╭──

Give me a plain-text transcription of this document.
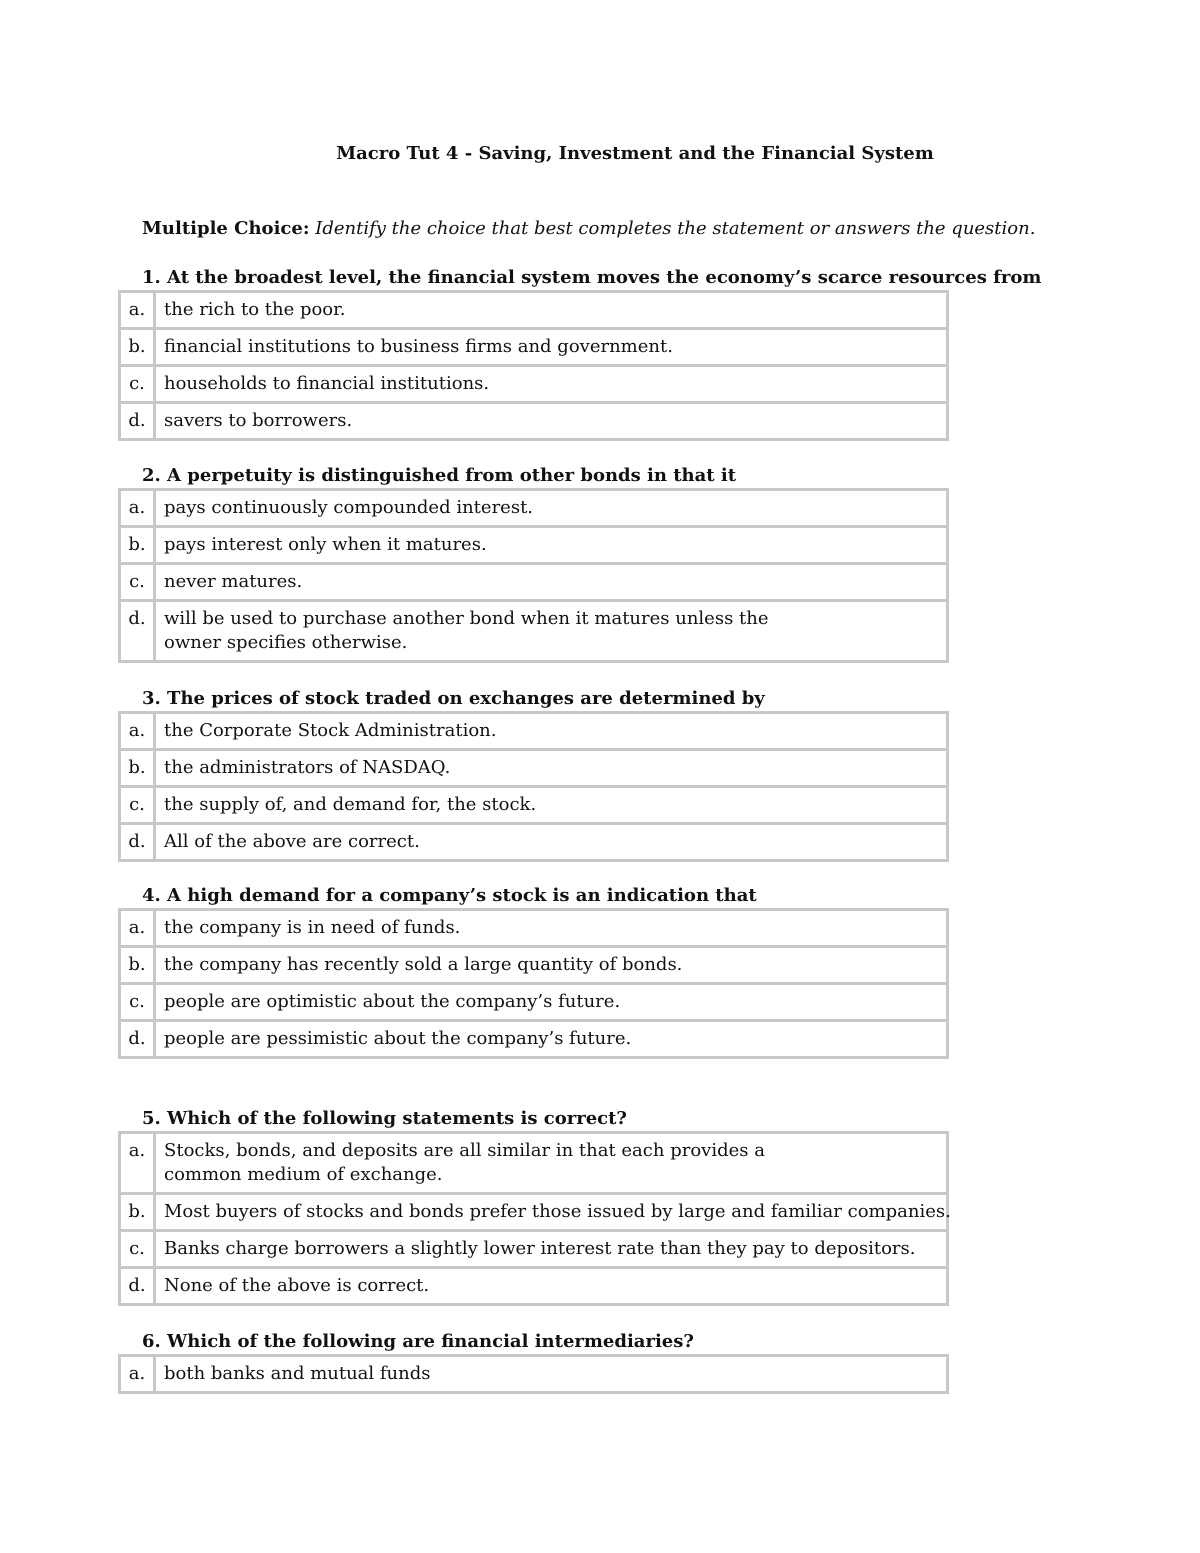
Macro Tut 4 - Saving, Investment and the Financial System
Multiple Choice: Identify the choice that best completes the statement or answers the question.
1. At the broadest level, the financial system moves the economy’s scarce resources from
a.	the rich to the poor.
b.	financial institutions to business firms and government.
c.	households to financial institutions.
d.	savers to borrowers.
2. A perpetuity is distinguished from other bonds in that it
a.	pays continuously compounded interest.
b.	pays interest only when it matures.
c.	never matures.
d.	will be used to purchase another bond when it matures unless the owner specifies otherwise.
3. The prices of stock traded on exchanges are determined by
a.	the Corporate Stock Administration.
b.	the administrators of NASDAQ.
c.	the supply of, and demand for, the stock.
d.	All of the above are correct.
4. A high demand for a company’s stock is an indication that
a.	the company is in need of funds.
b.	the company has recently sold a large quantity of bonds.
c.	people are optimistic about the company’s future.
d.	people are pessimistic about the company’s future.
5. Which of the following statements is correct?
a.	Stocks, bonds, and deposits are all similar in that each provides a common medium of exchange.
b.	Most buyers of stocks and bonds prefer those issued by large and familiar companies.
c.	Banks charge borrowers a slightly lower interest rate than they pay to depositors.
d.	None of the above is correct.
6. Which of the following are financial intermediaries?
a.	both banks and mutual funds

╰──

What the exercise asks =
Using the material above, return every line exactly as it appears, minus the pictures.

Exercise response =
Give me a plain-text transcription of this document.
Macro Tut 4 - Saving, Investment and the Financial System
Multiple Choice: Identify the choice that best completes the statement or answers the question.
1. At the broadest level, the financial system moves the economy’s scarce resources from
a.	the rich to the poor.
b.	financial institutions to business firms and government.
c.	households to financial institutions.
d.	savers to borrowers.
2. A perpetuity is distinguished from other bonds in that it
a.	pays continuously compounded interest.
b.	pays interest only when it matures.
c.	never matures.
d.	will be used to purchase another bond when it matures unless the owner specifies otherwise.
3. The prices of stock traded on exchanges are determined by
a.	the Corporate Stock Administration.
b.	the administrators of NASDAQ.
c.	the supply of, and demand for, the stock.
d.	All of the above are correct.
4. A high demand for a company’s stock is an indication that
a.	the company is in need of funds.
b.	the company has recently sold a large quantity of bonds.
c.	people are optimistic about the company’s future.
d.	people are pessimistic about the company’s future.
5. Which of the following statements is correct?
a.	Stocks, bonds, and deposits are all similar in that each provides a common medium of exchange.
b.	Most buyers of stocks and bonds prefer those issued by large and familiar companies.
c.	Banks charge borrowers a slightly lower interest rate than they pay to depositors.
d.	None of the above is correct.
6. Which of the following are financial intermediaries?
a.	both banks and mutual funds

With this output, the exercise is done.